begin Data section

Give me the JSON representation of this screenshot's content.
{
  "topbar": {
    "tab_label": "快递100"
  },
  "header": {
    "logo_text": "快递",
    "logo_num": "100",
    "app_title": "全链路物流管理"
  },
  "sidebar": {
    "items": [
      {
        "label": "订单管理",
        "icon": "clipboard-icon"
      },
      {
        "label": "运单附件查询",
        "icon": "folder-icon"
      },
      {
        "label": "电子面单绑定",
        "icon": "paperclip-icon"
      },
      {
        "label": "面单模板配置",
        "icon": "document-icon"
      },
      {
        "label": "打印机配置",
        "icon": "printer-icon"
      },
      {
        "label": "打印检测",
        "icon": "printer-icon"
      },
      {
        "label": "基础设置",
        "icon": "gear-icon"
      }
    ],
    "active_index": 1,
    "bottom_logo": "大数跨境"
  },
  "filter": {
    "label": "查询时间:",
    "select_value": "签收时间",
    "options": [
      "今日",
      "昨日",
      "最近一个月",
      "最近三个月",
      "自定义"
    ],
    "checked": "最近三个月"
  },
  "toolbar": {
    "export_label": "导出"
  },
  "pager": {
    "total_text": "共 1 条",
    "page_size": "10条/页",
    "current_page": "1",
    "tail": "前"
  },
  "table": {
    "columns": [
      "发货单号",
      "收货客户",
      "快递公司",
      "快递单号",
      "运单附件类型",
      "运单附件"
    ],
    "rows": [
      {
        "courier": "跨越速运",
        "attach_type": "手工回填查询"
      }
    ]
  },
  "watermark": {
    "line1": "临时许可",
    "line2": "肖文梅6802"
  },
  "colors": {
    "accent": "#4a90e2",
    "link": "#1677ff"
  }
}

end Data section
begin Data section

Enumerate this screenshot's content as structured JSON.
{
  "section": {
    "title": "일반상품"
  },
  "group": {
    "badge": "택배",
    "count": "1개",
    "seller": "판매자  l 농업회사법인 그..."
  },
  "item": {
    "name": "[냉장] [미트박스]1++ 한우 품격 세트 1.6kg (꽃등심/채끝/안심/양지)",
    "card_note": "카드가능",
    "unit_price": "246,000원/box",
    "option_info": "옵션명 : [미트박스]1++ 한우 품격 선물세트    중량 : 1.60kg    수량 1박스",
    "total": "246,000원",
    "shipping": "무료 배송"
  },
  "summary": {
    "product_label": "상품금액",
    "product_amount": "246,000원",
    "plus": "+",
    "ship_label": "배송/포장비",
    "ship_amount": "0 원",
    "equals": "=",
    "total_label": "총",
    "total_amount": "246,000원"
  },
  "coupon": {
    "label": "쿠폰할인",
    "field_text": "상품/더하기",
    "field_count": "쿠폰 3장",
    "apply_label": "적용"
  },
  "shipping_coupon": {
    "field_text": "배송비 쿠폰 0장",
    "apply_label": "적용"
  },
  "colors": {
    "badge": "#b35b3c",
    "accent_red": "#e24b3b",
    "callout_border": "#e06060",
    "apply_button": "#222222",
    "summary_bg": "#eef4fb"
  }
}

end Data section
begin Data section

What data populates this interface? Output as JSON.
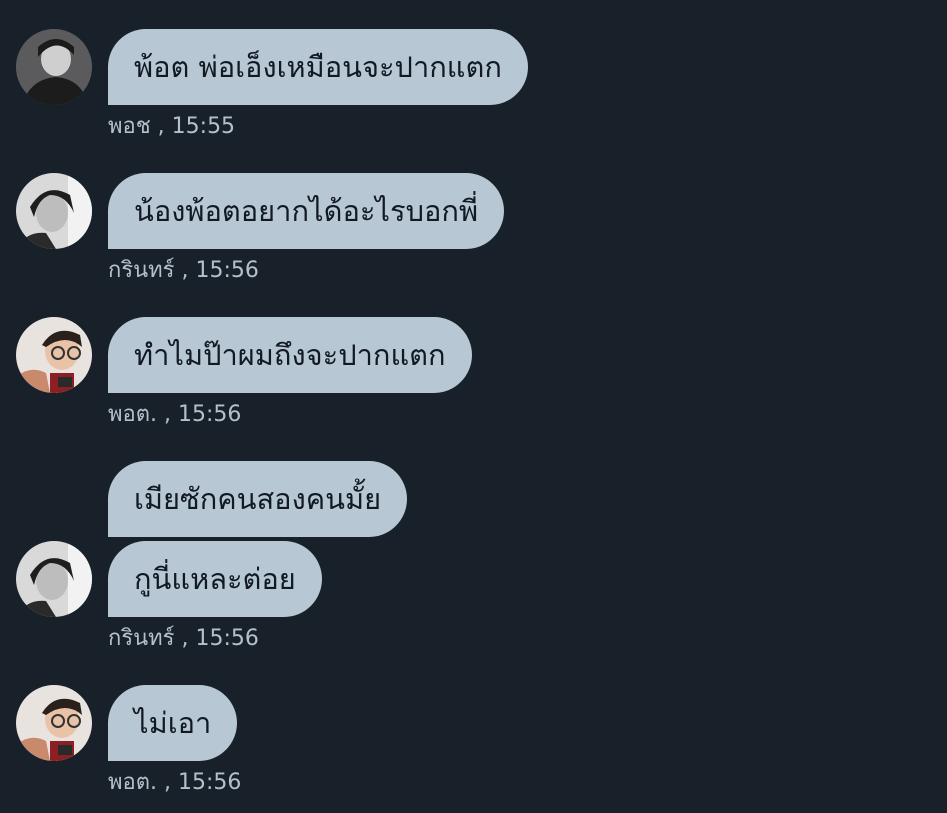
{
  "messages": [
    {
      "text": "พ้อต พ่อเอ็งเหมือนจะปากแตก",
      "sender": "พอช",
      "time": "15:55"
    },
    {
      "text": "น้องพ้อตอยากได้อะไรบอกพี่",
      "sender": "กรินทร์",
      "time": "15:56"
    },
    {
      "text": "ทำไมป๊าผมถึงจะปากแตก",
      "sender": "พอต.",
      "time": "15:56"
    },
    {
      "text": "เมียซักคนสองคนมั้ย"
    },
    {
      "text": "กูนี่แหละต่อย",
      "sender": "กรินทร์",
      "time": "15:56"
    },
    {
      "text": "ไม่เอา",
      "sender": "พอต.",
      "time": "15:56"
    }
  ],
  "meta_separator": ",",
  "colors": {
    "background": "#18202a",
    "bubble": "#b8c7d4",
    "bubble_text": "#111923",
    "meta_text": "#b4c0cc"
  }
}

end Data section

**Exercise instructions**
Where a line above holds the string "미트박스", show that line.

**Task answer**
    "name": "[냉장] [미트박스]1++ 한우 품격 세트 1.6kg (꽃등심/채끝/안심/양지)",
    "option_info": "옵션명 : [미트박스]1++ 한우 품격 선물세트    중량 : 1.60kg    수량 1박스",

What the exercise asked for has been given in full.